REQUIRED TASK ▸ Reproduce this listing in full.

-- begin --

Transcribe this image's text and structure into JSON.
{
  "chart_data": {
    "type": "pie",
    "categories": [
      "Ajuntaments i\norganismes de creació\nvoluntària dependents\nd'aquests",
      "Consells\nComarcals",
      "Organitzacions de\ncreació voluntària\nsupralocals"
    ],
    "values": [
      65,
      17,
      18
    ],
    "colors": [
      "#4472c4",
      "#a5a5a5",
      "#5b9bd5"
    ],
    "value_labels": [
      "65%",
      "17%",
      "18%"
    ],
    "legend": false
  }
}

-- end --

ANSWER TO THE EXERCISE ▸
Transcribe this image's text and structure into JSON.
{
  "chart_data": {
    "type": "pie",
    "categories": [
      "Ajuntaments i\norganismes de creació\nvoluntària dependents\nd'aquests",
      "Consells\nComarcals",
      "Organitzacions de\ncreació voluntària\nsupralocals"
    ],
    "values": [
      65,
      17,
      18
    ],
    "colors": [
      "#4472c4",
      "#a5a5a5",
      "#5b9bd5"
    ],
    "value_labels": [
      "65%",
      "17%",
      "18%"
    ],
    "legend": false
  }
}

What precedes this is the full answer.